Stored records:
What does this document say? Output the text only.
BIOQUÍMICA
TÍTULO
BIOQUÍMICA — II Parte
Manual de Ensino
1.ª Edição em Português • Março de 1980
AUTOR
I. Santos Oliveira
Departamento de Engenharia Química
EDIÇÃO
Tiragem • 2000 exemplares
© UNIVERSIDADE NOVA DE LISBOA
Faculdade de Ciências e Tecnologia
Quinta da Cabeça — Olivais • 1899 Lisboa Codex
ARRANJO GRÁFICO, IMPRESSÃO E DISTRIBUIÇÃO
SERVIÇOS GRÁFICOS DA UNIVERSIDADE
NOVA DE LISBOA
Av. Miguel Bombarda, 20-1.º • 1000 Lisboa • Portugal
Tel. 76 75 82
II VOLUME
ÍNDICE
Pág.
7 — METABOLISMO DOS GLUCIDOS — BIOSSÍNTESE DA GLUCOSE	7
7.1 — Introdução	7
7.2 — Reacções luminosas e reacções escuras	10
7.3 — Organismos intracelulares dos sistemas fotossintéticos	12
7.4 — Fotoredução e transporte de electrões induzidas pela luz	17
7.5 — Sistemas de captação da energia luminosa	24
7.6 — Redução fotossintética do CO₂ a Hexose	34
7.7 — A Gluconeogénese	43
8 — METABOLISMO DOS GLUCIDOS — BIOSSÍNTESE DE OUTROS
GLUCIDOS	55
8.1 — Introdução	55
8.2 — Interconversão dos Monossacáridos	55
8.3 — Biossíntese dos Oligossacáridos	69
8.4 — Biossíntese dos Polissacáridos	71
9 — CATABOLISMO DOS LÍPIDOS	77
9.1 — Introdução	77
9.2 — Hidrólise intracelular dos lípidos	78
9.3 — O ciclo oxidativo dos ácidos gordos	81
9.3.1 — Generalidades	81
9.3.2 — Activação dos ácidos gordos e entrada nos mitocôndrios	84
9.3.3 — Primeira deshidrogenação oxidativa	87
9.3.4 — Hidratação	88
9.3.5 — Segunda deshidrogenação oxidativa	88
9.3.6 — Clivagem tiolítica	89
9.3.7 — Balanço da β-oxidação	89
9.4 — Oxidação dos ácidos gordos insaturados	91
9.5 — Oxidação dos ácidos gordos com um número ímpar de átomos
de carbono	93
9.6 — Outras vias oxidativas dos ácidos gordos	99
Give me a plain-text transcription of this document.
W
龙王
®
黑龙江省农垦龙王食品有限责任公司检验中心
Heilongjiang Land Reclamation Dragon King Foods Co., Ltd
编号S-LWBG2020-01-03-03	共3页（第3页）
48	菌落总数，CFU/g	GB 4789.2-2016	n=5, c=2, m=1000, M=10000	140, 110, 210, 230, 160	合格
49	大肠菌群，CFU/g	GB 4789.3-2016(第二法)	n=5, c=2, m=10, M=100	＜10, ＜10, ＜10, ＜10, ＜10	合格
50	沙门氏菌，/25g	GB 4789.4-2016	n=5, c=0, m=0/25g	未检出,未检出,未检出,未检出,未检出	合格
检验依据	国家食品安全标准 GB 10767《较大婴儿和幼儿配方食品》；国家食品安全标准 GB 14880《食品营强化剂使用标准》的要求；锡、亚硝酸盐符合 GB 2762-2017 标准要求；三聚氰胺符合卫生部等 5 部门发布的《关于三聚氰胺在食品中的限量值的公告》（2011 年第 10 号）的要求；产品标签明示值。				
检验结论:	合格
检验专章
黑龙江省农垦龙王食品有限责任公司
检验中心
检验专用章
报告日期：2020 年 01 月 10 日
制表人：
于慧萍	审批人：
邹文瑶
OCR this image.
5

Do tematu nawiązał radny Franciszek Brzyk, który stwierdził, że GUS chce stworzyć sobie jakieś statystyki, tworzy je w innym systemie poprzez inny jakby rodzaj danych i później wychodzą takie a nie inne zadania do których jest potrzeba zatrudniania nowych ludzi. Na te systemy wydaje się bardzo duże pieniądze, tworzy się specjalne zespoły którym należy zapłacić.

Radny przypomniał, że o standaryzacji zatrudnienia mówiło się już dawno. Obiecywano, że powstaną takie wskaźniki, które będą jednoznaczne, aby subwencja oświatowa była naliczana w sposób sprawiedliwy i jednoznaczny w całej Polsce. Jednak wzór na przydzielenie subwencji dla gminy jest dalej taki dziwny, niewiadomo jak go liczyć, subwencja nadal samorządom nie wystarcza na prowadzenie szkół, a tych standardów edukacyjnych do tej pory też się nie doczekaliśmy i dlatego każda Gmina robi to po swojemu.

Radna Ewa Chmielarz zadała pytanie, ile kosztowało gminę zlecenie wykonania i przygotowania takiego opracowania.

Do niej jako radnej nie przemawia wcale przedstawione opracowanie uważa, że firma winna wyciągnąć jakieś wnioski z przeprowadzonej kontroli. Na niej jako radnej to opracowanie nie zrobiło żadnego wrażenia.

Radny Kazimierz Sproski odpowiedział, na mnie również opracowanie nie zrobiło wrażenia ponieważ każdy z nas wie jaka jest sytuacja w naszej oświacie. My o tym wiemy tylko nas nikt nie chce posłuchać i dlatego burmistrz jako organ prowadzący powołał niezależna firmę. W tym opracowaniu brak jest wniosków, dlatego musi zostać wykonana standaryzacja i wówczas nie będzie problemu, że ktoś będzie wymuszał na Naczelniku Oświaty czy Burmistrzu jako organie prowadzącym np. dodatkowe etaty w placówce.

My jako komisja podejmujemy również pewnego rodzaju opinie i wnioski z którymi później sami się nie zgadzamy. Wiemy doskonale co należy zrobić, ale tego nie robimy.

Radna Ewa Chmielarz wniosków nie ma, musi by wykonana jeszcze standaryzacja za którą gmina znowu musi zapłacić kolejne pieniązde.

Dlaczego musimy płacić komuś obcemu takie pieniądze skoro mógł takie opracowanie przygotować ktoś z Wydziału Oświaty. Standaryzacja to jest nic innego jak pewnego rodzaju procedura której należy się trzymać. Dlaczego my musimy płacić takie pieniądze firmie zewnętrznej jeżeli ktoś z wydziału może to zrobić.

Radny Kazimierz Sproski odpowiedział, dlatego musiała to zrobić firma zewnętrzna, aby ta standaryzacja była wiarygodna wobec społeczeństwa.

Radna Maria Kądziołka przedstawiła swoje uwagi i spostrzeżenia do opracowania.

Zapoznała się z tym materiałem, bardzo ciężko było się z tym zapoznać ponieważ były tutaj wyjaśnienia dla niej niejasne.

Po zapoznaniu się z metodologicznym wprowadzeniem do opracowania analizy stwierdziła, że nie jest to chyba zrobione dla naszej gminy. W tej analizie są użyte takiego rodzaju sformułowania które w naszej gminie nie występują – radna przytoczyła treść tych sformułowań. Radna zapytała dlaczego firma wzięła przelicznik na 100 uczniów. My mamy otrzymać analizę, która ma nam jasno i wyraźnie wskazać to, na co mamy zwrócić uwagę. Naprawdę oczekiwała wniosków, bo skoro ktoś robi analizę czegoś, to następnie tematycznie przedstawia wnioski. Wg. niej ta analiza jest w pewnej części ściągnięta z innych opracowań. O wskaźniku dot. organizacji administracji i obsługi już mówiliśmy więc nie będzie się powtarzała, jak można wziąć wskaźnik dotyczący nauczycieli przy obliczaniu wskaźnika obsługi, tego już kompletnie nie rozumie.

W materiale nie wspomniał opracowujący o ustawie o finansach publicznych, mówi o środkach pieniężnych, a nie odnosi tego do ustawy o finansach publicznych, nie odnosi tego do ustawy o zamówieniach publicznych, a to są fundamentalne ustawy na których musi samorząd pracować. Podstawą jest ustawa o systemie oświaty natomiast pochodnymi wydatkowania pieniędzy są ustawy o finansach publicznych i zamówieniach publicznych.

PROBLEM TO SOLVE: Identify and copy lines that hold the string "gordos".

RESPONSE TO THE EXERCISE:
9.3 — O ciclo oxidativo dos ácidos gordos	81
9.3.2 — Activação dos ácidos gordos e entrada nos mitocôndrios	84
9.4 — Oxidação dos ácidos gordos insaturados	91
9.5 — Oxidação dos ácidos gordos com um número ímpar de átomos
9.6 — Outras vias oxidativas dos ácidos gordos	99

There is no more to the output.